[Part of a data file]
┌────────

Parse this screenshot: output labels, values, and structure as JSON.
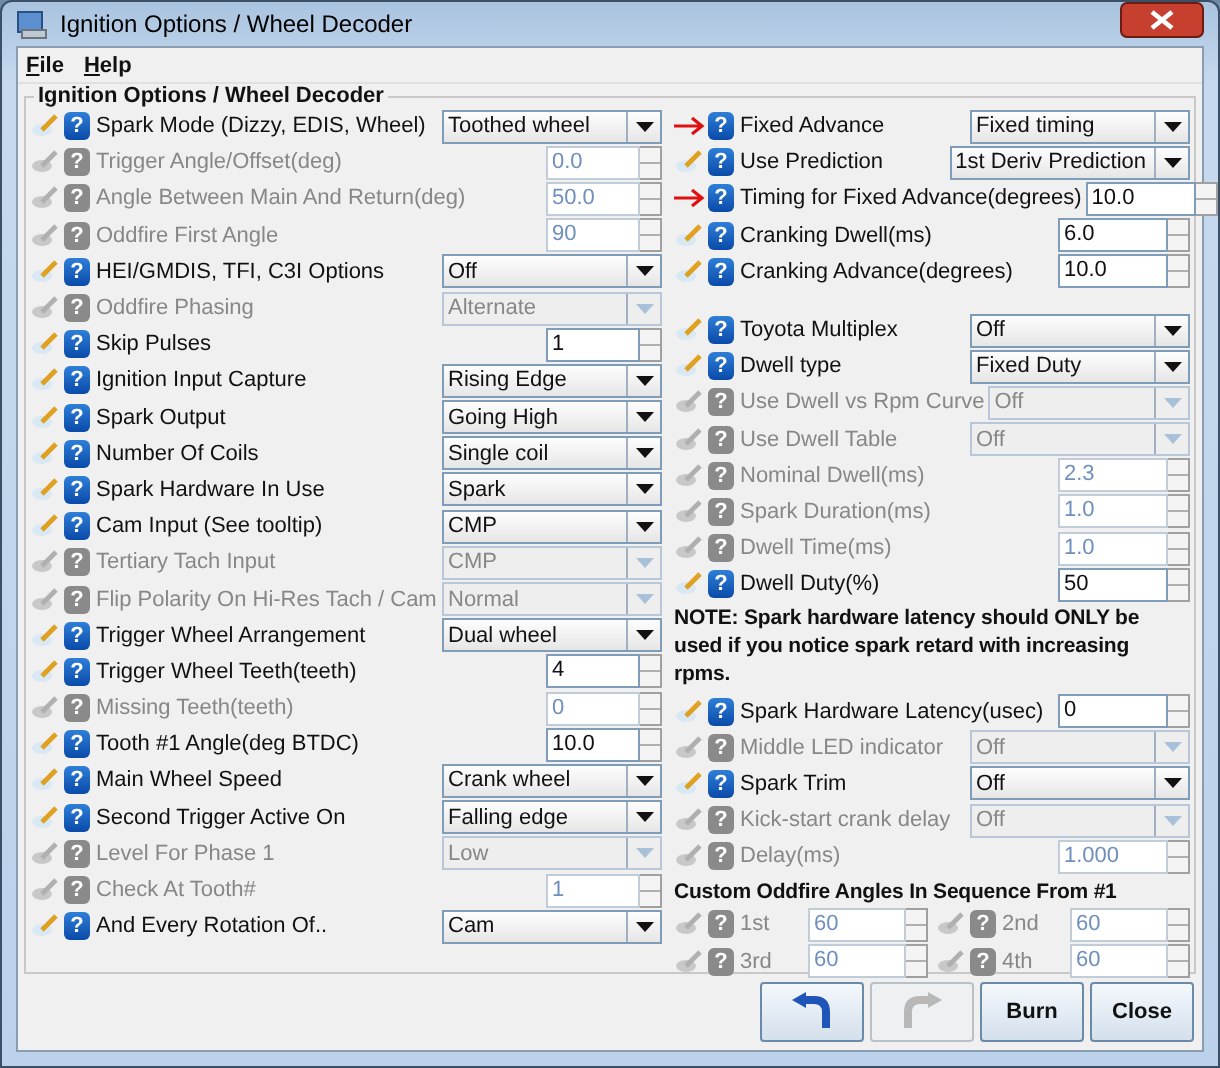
{
  "window": {
    "title": "Ignition Options / Wheel Decoder"
  },
  "menu": [
    {
      "label": "File"
    },
    {
      "label": "Help"
    }
  ],
  "help_glyph": "?",
  "panel": {
    "title": "Ignition Options / Wheel Decoder",
    "columns": [
      {
        "sections": [
          {
            "kind": "rows",
            "rows": [
              {
                "arrow": false,
                "disabled": false,
                "label": "Spark Mode (Dizzy, EDIS, Wheel)",
                "kind": "select",
                "value": "Toothed wheel"
              },
              {
                "arrow": false,
                "disabled": true,
                "label": "Trigger Angle/Offset(deg)",
                "kind": "spinner",
                "value": "0.0"
              },
              {
                "arrow": false,
                "disabled": true,
                "label": "Angle Between Main And Return(deg)",
                "kind": "spinner",
                "value": "50.0"
              },
              {
                "arrow": false,
                "disabled": true,
                "label": "Oddfire First Angle",
                "kind": "spinner",
                "value": "90"
              },
              {
                "arrow": false,
                "disabled": false,
                "label": "HEI/GMDIS, TFI, C3I Options",
                "kind": "select",
                "value": "Off"
              },
              {
                "arrow": false,
                "disabled": true,
                "label": "Oddfire Phasing",
                "kind": "select",
                "value": "Alternate"
              },
              {
                "arrow": false,
                "disabled": false,
                "label": "Skip Pulses",
                "kind": "spinner",
                "value": "1"
              },
              {
                "arrow": false,
                "disabled": false,
                "label": "Ignition Input Capture",
                "kind": "select",
                "value": "Rising Edge"
              },
              {
                "arrow": false,
                "disabled": false,
                "label": "Spark Output",
                "kind": "select",
                "value": "Going High"
              },
              {
                "arrow": false,
                "disabled": false,
                "label": "Number Of Coils",
                "kind": "select",
                "value": "Single coil"
              },
              {
                "arrow": false,
                "disabled": false,
                "label": "Spark Hardware In Use",
                "kind": "select",
                "value": "Spark"
              },
              {
                "arrow": false,
                "disabled": false,
                "label": "Cam Input (See tooltip)",
                "kind": "select",
                "value": "CMP"
              },
              {
                "arrow": false,
                "disabled": true,
                "label": "Tertiary Tach Input",
                "kind": "select",
                "value": "CMP"
              },
              {
                "arrow": false,
                "disabled": true,
                "label": "Flip Polarity On Hi-Res Tach / Cam",
                "kind": "select",
                "value": "Normal"
              },
              {
                "arrow": false,
                "disabled": false,
                "label": "Trigger Wheel Arrangement",
                "kind": "select",
                "value": "Dual wheel"
              },
              {
                "arrow": false,
                "disabled": false,
                "label": "Trigger Wheel Teeth(teeth)",
                "kind": "spinner",
                "value": "4"
              },
              {
                "arrow": false,
                "disabled": true,
                "label": "Missing Teeth(teeth)",
                "kind": "spinner",
                "value": "0"
              },
              {
                "arrow": false,
                "disabled": false,
                "label": "Tooth #1 Angle(deg BTDC)",
                "kind": "spinner",
                "value": "10.0"
              },
              {
                "arrow": false,
                "disabled": false,
                "label": "Main Wheel Speed",
                "kind": "select",
                "value": "Crank wheel"
              },
              {
                "arrow": false,
                "disabled": false,
                "label": "Second Trigger Active On",
                "kind": "select",
                "value": "Falling edge"
              },
              {
                "arrow": false,
                "disabled": true,
                "label": "Level For Phase 1",
                "kind": "select",
                "value": "Low"
              },
              {
                "arrow": false,
                "disabled": true,
                "label": "Check At Tooth#",
                "kind": "spinner",
                "value": "1"
              },
              {
                "arrow": false,
                "disabled": false,
                "label": "And Every Rotation Of..",
                "kind": "select",
                "value": "Cam"
              }
            ]
          }
        ]
      },
      {
        "sections": [
          {
            "kind": "rows",
            "rows": [
              {
                "arrow": true,
                "disabled": false,
                "label": "Fixed Advance",
                "kind": "select",
                "value": "Fixed timing"
              },
              {
                "arrow": false,
                "disabled": false,
                "label": "Use Prediction",
                "kind": "select",
                "value": "1st Deriv Prediction"
              },
              {
                "arrow": true,
                "disabled": false,
                "label": "Timing for Fixed Advance(degrees)",
                "kind": "spinner",
                "value": "10.0"
              },
              {
                "arrow": false,
                "disabled": false,
                "label": "Cranking Dwell(ms)",
                "kind": "spinner",
                "value": "6.0"
              },
              {
                "arrow": false,
                "disabled": false,
                "label": "Cranking Advance(degrees)",
                "kind": "spinner",
                "value": "10.0"
              }
            ]
          },
          {
            "kind": "rows",
            "rows": [
              {
                "arrow": false,
                "disabled": false,
                "label": "Toyota Multiplex",
                "kind": "select",
                "value": "Off"
              },
              {
                "arrow": false,
                "disabled": false,
                "label": "Dwell type",
                "kind": "select",
                "value": "Fixed Duty"
              },
              {
                "arrow": false,
                "disabled": true,
                "label": "Use Dwell vs Rpm Curve",
                "kind": "select",
                "value": "Off"
              },
              {
                "arrow": false,
                "disabled": true,
                "label": "Use Dwell Table",
                "kind": "select",
                "value": "Off"
              },
              {
                "arrow": false,
                "disabled": true,
                "label": "Nominal Dwell(ms)",
                "kind": "spinner",
                "value": "2.3"
              },
              {
                "arrow": false,
                "disabled": true,
                "label": "Spark Duration(ms)",
                "kind": "spinner",
                "value": "1.0"
              },
              {
                "arrow": false,
                "disabled": true,
                "label": "Dwell Time(ms)",
                "kind": "spinner",
                "value": "1.0"
              },
              {
                "arrow": false,
                "disabled": false,
                "label": "Dwell Duty(%)",
                "kind": "spinner",
                "value": "50"
              }
            ]
          },
          {
            "kind": "note",
            "text": "NOTE: Spark hardware latency should ONLY be used if you notice spark retard with increasing rpms."
          },
          {
            "kind": "rows",
            "rows": [
              {
                "arrow": false,
                "disabled": false,
                "label": "Spark Hardware Latency(usec)",
                "kind": "spinner",
                "value": "0"
              },
              {
                "arrow": false,
                "disabled": true,
                "label": "Middle LED indicator",
                "kind": "select",
                "value": "Off"
              },
              {
                "arrow": false,
                "disabled": false,
                "label": "Spark Trim",
                "kind": "select",
                "value": "Off"
              },
              {
                "arrow": false,
                "disabled": true,
                "label": "Kick-start crank delay",
                "kind": "select",
                "value": "Off"
              },
              {
                "arrow": false,
                "disabled": true,
                "label": "Delay(ms)",
                "kind": "spinner",
                "value": "1.000"
              }
            ]
          },
          {
            "kind": "heading",
            "text": "Custom Oddfire Angles In Sequence From #1"
          },
          {
            "kind": "pairs",
            "items": [
              {
                "disabled": true,
                "label": "1st",
                "value": "60"
              },
              {
                "disabled": true,
                "label": "2nd",
                "value": "60"
              },
              {
                "disabled": true,
                "label": "3rd",
                "value": "60"
              },
              {
                "disabled": true,
                "label": "4th",
                "value": "60"
              }
            ]
          }
        ]
      }
    ]
  },
  "buttons": [
    {
      "kind": "undo",
      "disabled": false
    },
    {
      "kind": "redo",
      "disabled": true
    },
    {
      "kind": "text",
      "label": "Burn",
      "disabled": false
    },
    {
      "kind": "text",
      "label": "Close",
      "disabled": false
    }
  ]
}
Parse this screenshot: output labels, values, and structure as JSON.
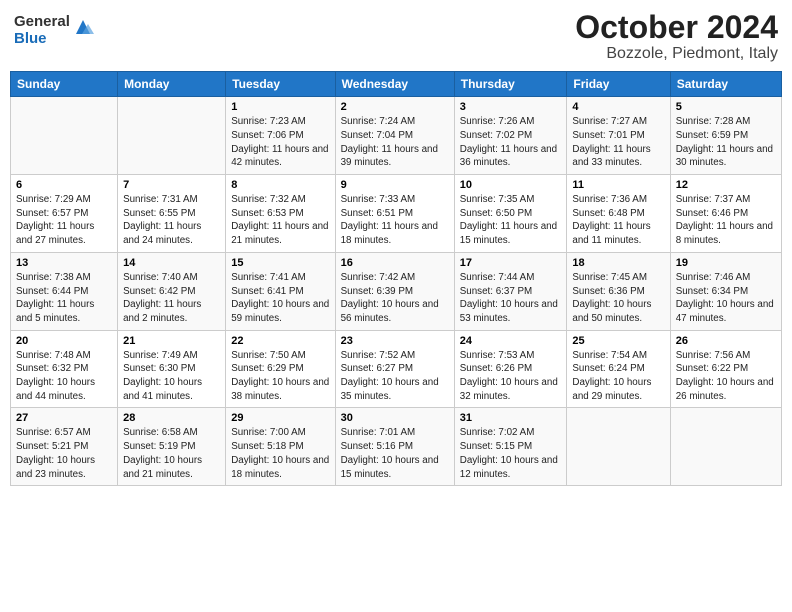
{
  "header": {
    "logo_general": "General",
    "logo_blue": "Blue",
    "title": "October 2024",
    "subtitle": "Bozzole, Piedmont, Italy"
  },
  "days_of_week": [
    "Sunday",
    "Monday",
    "Tuesday",
    "Wednesday",
    "Thursday",
    "Friday",
    "Saturday"
  ],
  "weeks": [
    [
      {
        "day": "",
        "sunrise": "",
        "sunset": "",
        "daylight": ""
      },
      {
        "day": "",
        "sunrise": "",
        "sunset": "",
        "daylight": ""
      },
      {
        "day": "1",
        "sunrise": "Sunrise: 7:23 AM",
        "sunset": "Sunset: 7:06 PM",
        "daylight": "Daylight: 11 hours and 42 minutes."
      },
      {
        "day": "2",
        "sunrise": "Sunrise: 7:24 AM",
        "sunset": "Sunset: 7:04 PM",
        "daylight": "Daylight: 11 hours and 39 minutes."
      },
      {
        "day": "3",
        "sunrise": "Sunrise: 7:26 AM",
        "sunset": "Sunset: 7:02 PM",
        "daylight": "Daylight: 11 hours and 36 minutes."
      },
      {
        "day": "4",
        "sunrise": "Sunrise: 7:27 AM",
        "sunset": "Sunset: 7:01 PM",
        "daylight": "Daylight: 11 hours and 33 minutes."
      },
      {
        "day": "5",
        "sunrise": "Sunrise: 7:28 AM",
        "sunset": "Sunset: 6:59 PM",
        "daylight": "Daylight: 11 hours and 30 minutes."
      }
    ],
    [
      {
        "day": "6",
        "sunrise": "Sunrise: 7:29 AM",
        "sunset": "Sunset: 6:57 PM",
        "daylight": "Daylight: 11 hours and 27 minutes."
      },
      {
        "day": "7",
        "sunrise": "Sunrise: 7:31 AM",
        "sunset": "Sunset: 6:55 PM",
        "daylight": "Daylight: 11 hours and 24 minutes."
      },
      {
        "day": "8",
        "sunrise": "Sunrise: 7:32 AM",
        "sunset": "Sunset: 6:53 PM",
        "daylight": "Daylight: 11 hours and 21 minutes."
      },
      {
        "day": "9",
        "sunrise": "Sunrise: 7:33 AM",
        "sunset": "Sunset: 6:51 PM",
        "daylight": "Daylight: 11 hours and 18 minutes."
      },
      {
        "day": "10",
        "sunrise": "Sunrise: 7:35 AM",
        "sunset": "Sunset: 6:50 PM",
        "daylight": "Daylight: 11 hours and 15 minutes."
      },
      {
        "day": "11",
        "sunrise": "Sunrise: 7:36 AM",
        "sunset": "Sunset: 6:48 PM",
        "daylight": "Daylight: 11 hours and 11 minutes."
      },
      {
        "day": "12",
        "sunrise": "Sunrise: 7:37 AM",
        "sunset": "Sunset: 6:46 PM",
        "daylight": "Daylight: 11 hours and 8 minutes."
      }
    ],
    [
      {
        "day": "13",
        "sunrise": "Sunrise: 7:38 AM",
        "sunset": "Sunset: 6:44 PM",
        "daylight": "Daylight: 11 hours and 5 minutes."
      },
      {
        "day": "14",
        "sunrise": "Sunrise: 7:40 AM",
        "sunset": "Sunset: 6:42 PM",
        "daylight": "Daylight: 11 hours and 2 minutes."
      },
      {
        "day": "15",
        "sunrise": "Sunrise: 7:41 AM",
        "sunset": "Sunset: 6:41 PM",
        "daylight": "Daylight: 10 hours and 59 minutes."
      },
      {
        "day": "16",
        "sunrise": "Sunrise: 7:42 AM",
        "sunset": "Sunset: 6:39 PM",
        "daylight": "Daylight: 10 hours and 56 minutes."
      },
      {
        "day": "17",
        "sunrise": "Sunrise: 7:44 AM",
        "sunset": "Sunset: 6:37 PM",
        "daylight": "Daylight: 10 hours and 53 minutes."
      },
      {
        "day": "18",
        "sunrise": "Sunrise: 7:45 AM",
        "sunset": "Sunset: 6:36 PM",
        "daylight": "Daylight: 10 hours and 50 minutes."
      },
      {
        "day": "19",
        "sunrise": "Sunrise: 7:46 AM",
        "sunset": "Sunset: 6:34 PM",
        "daylight": "Daylight: 10 hours and 47 minutes."
      }
    ],
    [
      {
        "day": "20",
        "sunrise": "Sunrise: 7:48 AM",
        "sunset": "Sunset: 6:32 PM",
        "daylight": "Daylight: 10 hours and 44 minutes."
      },
      {
        "day": "21",
        "sunrise": "Sunrise: 7:49 AM",
        "sunset": "Sunset: 6:30 PM",
        "daylight": "Daylight: 10 hours and 41 minutes."
      },
      {
        "day": "22",
        "sunrise": "Sunrise: 7:50 AM",
        "sunset": "Sunset: 6:29 PM",
        "daylight": "Daylight: 10 hours and 38 minutes."
      },
      {
        "day": "23",
        "sunrise": "Sunrise: 7:52 AM",
        "sunset": "Sunset: 6:27 PM",
        "daylight": "Daylight: 10 hours and 35 minutes."
      },
      {
        "day": "24",
        "sunrise": "Sunrise: 7:53 AM",
        "sunset": "Sunset: 6:26 PM",
        "daylight": "Daylight: 10 hours and 32 minutes."
      },
      {
        "day": "25",
        "sunrise": "Sunrise: 7:54 AM",
        "sunset": "Sunset: 6:24 PM",
        "daylight": "Daylight: 10 hours and 29 minutes."
      },
      {
        "day": "26",
        "sunrise": "Sunrise: 7:56 AM",
        "sunset": "Sunset: 6:22 PM",
        "daylight": "Daylight: 10 hours and 26 minutes."
      }
    ],
    [
      {
        "day": "27",
        "sunrise": "Sunrise: 6:57 AM",
        "sunset": "Sunset: 5:21 PM",
        "daylight": "Daylight: 10 hours and 23 minutes."
      },
      {
        "day": "28",
        "sunrise": "Sunrise: 6:58 AM",
        "sunset": "Sunset: 5:19 PM",
        "daylight": "Daylight: 10 hours and 21 minutes."
      },
      {
        "day": "29",
        "sunrise": "Sunrise: 7:00 AM",
        "sunset": "Sunset: 5:18 PM",
        "daylight": "Daylight: 10 hours and 18 minutes."
      },
      {
        "day": "30",
        "sunrise": "Sunrise: 7:01 AM",
        "sunset": "Sunset: 5:16 PM",
        "daylight": "Daylight: 10 hours and 15 minutes."
      },
      {
        "day": "31",
        "sunrise": "Sunrise: 7:02 AM",
        "sunset": "Sunset: 5:15 PM",
        "daylight": "Daylight: 10 hours and 12 minutes."
      },
      {
        "day": "",
        "sunrise": "",
        "sunset": "",
        "daylight": ""
      },
      {
        "day": "",
        "sunrise": "",
        "sunset": "",
        "daylight": ""
      }
    ]
  ]
}
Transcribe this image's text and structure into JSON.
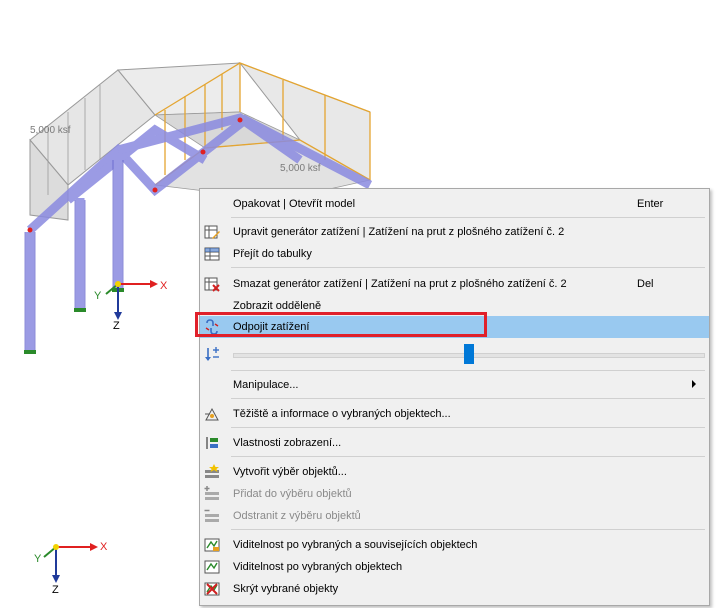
{
  "model": {
    "load_label_left": "5,000 ksf",
    "load_label_right": "5,000 ksf",
    "axis_x": "X",
    "axis_y": "Y",
    "axis_z": "Z"
  },
  "context_menu": {
    "items": [
      {
        "label": "Opakovat | Otevřít model",
        "shortcut": "Enter",
        "icon": "none"
      },
      {
        "label": "Upravit generátor zatížení | Zatížení na prut z plošného zatížení č. 2",
        "icon": "edit-generator-icon"
      },
      {
        "label": "Přejít do tabulky",
        "icon": "table-icon"
      },
      {
        "label": "Smazat generátor zatížení | Zatížení na prut z plošného zatížení č. 2",
        "shortcut": "Del",
        "icon": "delete-icon"
      },
      {
        "label": "Zobrazit odděleně",
        "icon": "none"
      },
      {
        "label": "Odpojit zatížení",
        "icon": "unlink-icon"
      },
      {
        "label": "Manipulace...",
        "icon": "none"
      },
      {
        "label": "Těžiště a informace o vybraných objektech...",
        "icon": "centroid-icon"
      },
      {
        "label": "Vlastnosti zobrazení...",
        "icon": "display-properties-icon"
      },
      {
        "label": "Vytvořit výběr objektů...",
        "icon": "create-selection-icon"
      },
      {
        "label": "Přidat do výběru objektů",
        "icon": "add-selection-icon"
      },
      {
        "label": "Odstranit z výběru objektů",
        "icon": "remove-selection-icon"
      },
      {
        "label": "Viditelnost po vybraných a souvisejících objektech",
        "icon": "visibility-related-icon"
      },
      {
        "label": "Viditelnost po vybraných objektech",
        "icon": "visibility-selected-icon"
      },
      {
        "label": "Skrýt vybrané objekty",
        "icon": "hide-objects-icon"
      }
    ],
    "slider_value": 0.5,
    "colors": {
      "highlight": "#99c9f0",
      "callout": "#e0202a",
      "slider": "#0078d7"
    }
  }
}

└────────

§ **Problem requirements**
Return every line in the listing that contains the word "plošného".

§ **Task result**
        "label": "Upravit generátor zatížení | Zatížení na prut z plošného zatížení č. 2",
        "label": "Smazat generátor zatížení | Zatížení na prut z plošného zatížení č. 2",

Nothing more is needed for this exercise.